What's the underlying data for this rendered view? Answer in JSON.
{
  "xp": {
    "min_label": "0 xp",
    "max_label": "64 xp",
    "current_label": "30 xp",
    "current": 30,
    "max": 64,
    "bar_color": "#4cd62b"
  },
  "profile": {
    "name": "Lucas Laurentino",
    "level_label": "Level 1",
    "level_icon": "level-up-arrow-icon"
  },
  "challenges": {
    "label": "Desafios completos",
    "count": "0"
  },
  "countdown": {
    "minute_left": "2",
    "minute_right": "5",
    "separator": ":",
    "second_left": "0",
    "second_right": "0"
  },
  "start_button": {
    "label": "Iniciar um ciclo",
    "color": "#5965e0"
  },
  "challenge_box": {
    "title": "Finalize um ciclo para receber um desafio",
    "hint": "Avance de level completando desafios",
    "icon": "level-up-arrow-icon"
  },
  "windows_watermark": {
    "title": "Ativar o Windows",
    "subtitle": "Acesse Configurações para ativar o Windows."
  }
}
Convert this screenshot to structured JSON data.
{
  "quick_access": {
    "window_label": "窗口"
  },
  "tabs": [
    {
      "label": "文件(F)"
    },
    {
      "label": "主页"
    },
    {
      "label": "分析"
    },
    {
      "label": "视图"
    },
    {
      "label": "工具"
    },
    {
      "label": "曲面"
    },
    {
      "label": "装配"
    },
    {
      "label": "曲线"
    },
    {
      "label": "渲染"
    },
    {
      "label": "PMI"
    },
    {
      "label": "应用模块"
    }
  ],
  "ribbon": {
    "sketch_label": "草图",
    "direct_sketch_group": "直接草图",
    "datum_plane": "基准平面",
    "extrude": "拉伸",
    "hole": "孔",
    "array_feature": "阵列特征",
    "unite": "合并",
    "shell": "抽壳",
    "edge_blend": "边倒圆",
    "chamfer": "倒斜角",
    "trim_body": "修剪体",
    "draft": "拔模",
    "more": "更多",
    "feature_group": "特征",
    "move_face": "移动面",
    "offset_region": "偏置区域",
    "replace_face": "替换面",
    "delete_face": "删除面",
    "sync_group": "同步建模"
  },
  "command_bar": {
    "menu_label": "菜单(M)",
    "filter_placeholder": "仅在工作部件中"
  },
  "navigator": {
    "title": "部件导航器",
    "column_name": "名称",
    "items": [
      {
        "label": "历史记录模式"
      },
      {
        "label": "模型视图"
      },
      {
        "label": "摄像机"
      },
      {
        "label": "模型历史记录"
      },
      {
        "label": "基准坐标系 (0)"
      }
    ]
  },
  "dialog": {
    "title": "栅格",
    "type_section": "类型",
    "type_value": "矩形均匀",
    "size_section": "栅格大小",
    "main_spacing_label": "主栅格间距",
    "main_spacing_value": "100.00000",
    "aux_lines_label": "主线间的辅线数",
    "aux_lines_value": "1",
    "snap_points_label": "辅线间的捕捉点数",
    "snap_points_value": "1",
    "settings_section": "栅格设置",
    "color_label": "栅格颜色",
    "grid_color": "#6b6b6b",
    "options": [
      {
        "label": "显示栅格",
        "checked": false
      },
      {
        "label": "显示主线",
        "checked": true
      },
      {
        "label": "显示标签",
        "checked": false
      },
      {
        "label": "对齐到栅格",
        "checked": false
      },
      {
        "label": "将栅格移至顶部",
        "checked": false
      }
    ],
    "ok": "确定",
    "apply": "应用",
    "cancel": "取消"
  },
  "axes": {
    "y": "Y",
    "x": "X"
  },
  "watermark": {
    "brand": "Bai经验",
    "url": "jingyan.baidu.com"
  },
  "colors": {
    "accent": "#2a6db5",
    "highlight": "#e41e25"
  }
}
::::::
Return all of the entries word for word.

Task result:
What's the underlying data for this rendered view? Answer in JSON.
{
  "xp": {
    "min_label": "0 xp",
    "max_label": "64 xp",
    "current_label": "30 xp",
    "current": 30,
    "max": 64,
    "bar_color": "#4cd62b"
  },
  "profile": {
    "name": "Lucas Laurentino",
    "level_label": "Level 1",
    "level_icon": "level-up-arrow-icon"
  },
  "challenges": {
    "label": "Desafios completos",
    "count": "0"
  },
  "countdown": {
    "minute_left": "2",
    "minute_right": "5",
    "separator": ":",
    "second_left": "0",
    "second_right": "0"
  },
  "start_button": {
    "label": "Iniciar um ciclo",
    "color": "#5965e0"
  },
  "challenge_box": {
    "title": "Finalize um ciclo para receber um desafio",
    "hint": "Avance de level completando desafios",
    "icon": "level-up-arrow-icon"
  },
  "windows_watermark": {
    "title": "Ativar o Windows",
    "subtitle": "Acesse Configurações para ativar o Windows."
  }
}
Convert this screenshot to structured JSON data.
{
  "quick_access": {
    "window_label": "窗口"
  },
  "tabs": [
    {
      "label": "文件(F)"
    },
    {
      "label": "主页"
    },
    {
      "label": "分析"
    },
    {
      "label": "视图"
    },
    {
      "label": "工具"
    },
    {
      "label": "曲面"
    },
    {
      "label": "装配"
    },
    {
      "label": "曲线"
    },
    {
      "label": "渲染"
    },
    {
      "label": "PMI"
    },
    {
      "label": "应用模块"
    }
  ],
  "ribbon": {
    "sketch_label": "草图",
    "direct_sketch_group": "直接草图",
    "datum_plane": "基准平面",
    "extrude": "拉伸",
    "hole": "孔",
    "array_feature": "阵列特征",
    "unite": "合并",
    "shell": "抽壳",
    "edge_blend": "边倒圆",
    "chamfer": "倒斜角",
    "trim_body": "修剪体",
    "draft": "拔模",
    "more": "更多",
    "feature_group": "特征",
    "move_face": "移动面",
    "offset_region": "偏置区域",
    "replace_face": "替换面",
    "delete_face": "删除面",
    "sync_group": "同步建模"
  },
  "command_bar": {
    "menu_label": "菜单(M)",
    "filter_placeholder": "仅在工作部件中"
  },
  "navigator": {
    "title": "部件导航器",
    "column_name": "名称",
    "items": [
      {
        "label": "历史记录模式"
      },
      {
        "label": "模型视图"
      },
      {
        "label": "摄像机"
      },
      {
        "label": "模型历史记录"
      },
      {
        "label": "基准坐标系 (0)"
      }
    ]
  },
  "dialog": {
    "title": "栅格",
    "type_section": "类型",
    "type_value": "矩形均匀",
    "size_section": "栅格大小",
    "main_spacing_label": "主栅格间距",
    "main_spacing_value": "100.00000",
    "aux_lines_label": "主线间的辅线数",
    "aux_lines_value": "1",
    "snap_points_label": "辅线间的捕捉点数",
    "snap_points_value": "1",
    "settings_section": "栅格设置",
    "color_label": "栅格颜色",
    "grid_color": "#6b6b6b",
    "options": [
      {
        "label": "显示栅格",
        "checked": false
      },
      {
        "label": "显示主线",
        "checked": true
      },
      {
        "label": "显示标签",
        "checked": false
      },
      {
        "label": "对齐到栅格",
        "checked": false
      },
      {
        "label": "将栅格移至顶部",
        "checked": false
      }
    ],
    "ok": "确定",
    "apply": "应用",
    "cancel": "取消"
  },
  "axes": {
    "y": "Y",
    "x": "X"
  },
  "watermark": {
    "brand": "Bai经验",
    "url": "jingyan.baidu.com"
  },
  "colors": {
    "accent": "#2a6db5",
    "highlight": "#e41e25"
  }
}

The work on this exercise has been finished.